Requirement
Read the records below. Copy each line where the string "color" occurs.

------------------------

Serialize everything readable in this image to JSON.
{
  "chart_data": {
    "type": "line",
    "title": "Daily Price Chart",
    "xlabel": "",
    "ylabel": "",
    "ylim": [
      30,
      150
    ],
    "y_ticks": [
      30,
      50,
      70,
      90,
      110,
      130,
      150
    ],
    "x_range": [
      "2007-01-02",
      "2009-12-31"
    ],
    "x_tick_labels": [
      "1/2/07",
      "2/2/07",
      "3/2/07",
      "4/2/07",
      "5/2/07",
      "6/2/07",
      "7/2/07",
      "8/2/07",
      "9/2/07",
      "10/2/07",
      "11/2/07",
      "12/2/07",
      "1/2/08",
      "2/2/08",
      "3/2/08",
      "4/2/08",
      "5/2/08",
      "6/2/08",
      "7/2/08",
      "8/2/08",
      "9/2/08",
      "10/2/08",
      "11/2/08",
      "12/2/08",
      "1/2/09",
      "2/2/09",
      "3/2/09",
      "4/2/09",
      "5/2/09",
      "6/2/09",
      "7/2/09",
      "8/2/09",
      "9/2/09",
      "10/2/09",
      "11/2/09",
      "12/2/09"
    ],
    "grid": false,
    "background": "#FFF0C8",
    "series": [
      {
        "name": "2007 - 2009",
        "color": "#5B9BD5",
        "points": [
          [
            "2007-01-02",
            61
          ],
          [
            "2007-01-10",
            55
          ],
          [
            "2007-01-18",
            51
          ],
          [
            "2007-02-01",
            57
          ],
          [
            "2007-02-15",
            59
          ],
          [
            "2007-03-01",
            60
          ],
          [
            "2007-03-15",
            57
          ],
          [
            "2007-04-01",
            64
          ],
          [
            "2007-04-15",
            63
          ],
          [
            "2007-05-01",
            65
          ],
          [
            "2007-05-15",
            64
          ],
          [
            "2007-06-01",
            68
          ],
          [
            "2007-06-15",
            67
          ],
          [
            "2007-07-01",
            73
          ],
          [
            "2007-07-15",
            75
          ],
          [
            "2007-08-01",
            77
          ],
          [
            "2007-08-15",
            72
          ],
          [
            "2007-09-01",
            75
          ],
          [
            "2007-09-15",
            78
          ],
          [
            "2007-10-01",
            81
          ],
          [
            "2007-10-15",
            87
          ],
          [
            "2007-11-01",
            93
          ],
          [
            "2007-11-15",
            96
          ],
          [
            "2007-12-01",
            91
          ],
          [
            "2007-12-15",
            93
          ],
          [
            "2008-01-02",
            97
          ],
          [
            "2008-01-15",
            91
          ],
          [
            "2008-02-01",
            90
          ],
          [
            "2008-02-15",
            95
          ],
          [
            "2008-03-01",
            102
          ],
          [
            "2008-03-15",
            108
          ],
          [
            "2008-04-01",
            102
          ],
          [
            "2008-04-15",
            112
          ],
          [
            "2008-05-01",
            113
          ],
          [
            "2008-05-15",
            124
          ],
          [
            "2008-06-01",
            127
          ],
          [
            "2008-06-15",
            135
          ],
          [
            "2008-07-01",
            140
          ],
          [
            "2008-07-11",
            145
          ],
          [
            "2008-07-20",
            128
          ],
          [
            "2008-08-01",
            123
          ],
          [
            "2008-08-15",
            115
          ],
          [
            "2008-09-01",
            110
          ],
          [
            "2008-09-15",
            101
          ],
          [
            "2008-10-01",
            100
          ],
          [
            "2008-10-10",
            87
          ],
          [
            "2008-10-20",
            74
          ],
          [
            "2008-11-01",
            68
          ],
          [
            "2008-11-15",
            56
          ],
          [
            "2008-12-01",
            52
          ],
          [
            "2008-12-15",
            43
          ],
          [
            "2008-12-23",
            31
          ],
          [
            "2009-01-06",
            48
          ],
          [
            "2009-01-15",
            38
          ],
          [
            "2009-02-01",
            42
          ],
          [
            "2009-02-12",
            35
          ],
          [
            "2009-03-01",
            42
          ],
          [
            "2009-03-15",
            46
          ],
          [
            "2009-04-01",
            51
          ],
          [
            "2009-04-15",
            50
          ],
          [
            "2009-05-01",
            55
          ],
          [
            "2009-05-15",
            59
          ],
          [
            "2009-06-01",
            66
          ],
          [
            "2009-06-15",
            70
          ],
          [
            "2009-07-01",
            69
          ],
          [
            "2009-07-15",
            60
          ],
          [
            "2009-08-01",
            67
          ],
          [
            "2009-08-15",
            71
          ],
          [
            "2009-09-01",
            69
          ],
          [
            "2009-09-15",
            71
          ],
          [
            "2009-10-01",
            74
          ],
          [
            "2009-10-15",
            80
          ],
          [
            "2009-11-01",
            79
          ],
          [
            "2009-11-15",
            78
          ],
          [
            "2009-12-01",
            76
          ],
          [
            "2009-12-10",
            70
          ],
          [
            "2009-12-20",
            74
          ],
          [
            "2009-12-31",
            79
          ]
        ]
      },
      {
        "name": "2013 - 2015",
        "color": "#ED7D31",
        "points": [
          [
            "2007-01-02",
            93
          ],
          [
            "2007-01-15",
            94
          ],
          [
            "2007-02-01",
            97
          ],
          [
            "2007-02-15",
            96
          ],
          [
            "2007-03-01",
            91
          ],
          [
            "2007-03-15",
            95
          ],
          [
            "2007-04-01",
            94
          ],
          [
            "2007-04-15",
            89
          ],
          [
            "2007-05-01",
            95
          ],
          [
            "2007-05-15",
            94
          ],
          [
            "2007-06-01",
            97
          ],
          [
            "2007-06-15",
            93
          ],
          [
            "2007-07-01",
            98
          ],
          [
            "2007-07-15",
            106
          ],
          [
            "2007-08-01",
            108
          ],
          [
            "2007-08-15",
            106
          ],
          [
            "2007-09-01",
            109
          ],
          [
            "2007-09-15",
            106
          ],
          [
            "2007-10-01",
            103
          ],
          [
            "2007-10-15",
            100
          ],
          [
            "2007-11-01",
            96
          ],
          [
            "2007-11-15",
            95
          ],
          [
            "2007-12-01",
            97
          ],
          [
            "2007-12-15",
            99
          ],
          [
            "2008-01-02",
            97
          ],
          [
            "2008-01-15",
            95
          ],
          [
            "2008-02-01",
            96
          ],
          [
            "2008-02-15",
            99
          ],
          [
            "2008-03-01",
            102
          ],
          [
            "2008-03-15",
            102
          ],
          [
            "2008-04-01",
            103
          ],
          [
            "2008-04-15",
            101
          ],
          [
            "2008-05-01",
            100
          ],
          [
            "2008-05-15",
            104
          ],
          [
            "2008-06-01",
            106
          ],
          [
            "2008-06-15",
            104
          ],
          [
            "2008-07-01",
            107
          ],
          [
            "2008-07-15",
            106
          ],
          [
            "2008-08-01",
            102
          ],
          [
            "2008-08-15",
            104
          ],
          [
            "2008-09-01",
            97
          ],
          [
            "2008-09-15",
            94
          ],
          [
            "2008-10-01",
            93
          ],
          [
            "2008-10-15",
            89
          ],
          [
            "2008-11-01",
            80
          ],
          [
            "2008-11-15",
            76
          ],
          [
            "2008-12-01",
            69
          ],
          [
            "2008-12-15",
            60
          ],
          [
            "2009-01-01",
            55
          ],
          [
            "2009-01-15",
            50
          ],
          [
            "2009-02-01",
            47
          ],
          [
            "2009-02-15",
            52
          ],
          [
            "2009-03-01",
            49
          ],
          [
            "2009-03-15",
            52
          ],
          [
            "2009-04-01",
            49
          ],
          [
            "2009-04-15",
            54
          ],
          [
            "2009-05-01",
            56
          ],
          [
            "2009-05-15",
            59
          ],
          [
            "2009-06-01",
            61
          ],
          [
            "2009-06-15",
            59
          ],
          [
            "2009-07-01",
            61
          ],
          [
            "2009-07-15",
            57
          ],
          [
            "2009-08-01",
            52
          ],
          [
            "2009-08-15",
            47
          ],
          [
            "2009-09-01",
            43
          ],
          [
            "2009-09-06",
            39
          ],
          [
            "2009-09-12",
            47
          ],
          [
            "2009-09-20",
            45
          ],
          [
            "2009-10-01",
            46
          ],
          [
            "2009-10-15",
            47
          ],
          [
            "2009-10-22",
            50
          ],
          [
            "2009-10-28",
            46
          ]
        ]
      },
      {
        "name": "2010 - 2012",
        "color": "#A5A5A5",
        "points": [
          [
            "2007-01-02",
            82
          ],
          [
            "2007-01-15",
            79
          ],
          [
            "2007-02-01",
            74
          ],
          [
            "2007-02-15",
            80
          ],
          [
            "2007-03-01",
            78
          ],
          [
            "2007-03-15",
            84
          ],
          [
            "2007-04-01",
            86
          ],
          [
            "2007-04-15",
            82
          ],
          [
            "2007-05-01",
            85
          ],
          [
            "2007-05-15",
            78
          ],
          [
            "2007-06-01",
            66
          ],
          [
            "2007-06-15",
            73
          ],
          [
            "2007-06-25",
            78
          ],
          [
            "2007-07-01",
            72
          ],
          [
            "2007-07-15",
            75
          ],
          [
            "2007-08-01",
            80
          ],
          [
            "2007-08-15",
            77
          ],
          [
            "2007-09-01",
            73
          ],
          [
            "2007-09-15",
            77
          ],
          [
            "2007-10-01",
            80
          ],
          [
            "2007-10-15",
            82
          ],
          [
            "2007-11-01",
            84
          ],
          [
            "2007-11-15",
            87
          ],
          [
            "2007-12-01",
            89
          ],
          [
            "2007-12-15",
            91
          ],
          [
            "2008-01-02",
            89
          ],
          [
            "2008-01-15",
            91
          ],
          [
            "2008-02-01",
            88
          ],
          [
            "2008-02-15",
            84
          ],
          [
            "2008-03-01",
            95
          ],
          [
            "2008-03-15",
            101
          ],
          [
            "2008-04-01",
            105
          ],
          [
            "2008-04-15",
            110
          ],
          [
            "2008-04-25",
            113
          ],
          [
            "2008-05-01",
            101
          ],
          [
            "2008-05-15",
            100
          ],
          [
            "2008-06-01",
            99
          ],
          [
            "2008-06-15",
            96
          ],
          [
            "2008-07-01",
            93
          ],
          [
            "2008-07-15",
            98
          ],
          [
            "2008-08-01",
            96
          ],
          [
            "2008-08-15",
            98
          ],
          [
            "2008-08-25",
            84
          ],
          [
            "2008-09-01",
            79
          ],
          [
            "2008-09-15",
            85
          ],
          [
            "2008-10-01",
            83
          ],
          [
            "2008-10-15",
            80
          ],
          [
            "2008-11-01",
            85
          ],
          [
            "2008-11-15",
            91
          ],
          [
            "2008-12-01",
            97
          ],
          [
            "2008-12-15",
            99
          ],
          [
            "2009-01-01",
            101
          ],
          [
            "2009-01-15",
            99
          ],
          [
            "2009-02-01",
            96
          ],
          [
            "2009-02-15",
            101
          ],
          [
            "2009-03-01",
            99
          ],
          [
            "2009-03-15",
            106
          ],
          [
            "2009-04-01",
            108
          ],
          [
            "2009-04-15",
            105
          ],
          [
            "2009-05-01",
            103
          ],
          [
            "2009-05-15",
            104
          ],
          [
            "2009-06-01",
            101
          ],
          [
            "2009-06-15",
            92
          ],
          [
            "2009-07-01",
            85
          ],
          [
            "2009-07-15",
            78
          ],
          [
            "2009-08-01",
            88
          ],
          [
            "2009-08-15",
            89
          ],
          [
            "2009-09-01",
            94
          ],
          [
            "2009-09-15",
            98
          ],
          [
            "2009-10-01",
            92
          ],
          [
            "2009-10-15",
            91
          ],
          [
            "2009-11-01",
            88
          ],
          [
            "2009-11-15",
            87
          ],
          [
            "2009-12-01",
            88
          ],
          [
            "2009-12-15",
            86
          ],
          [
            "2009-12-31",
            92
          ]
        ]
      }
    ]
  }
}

------------------------

Response to this task
        "color": "#5B9BD5",
        "color": "#ED7D31",
        "color": "#A5A5A5",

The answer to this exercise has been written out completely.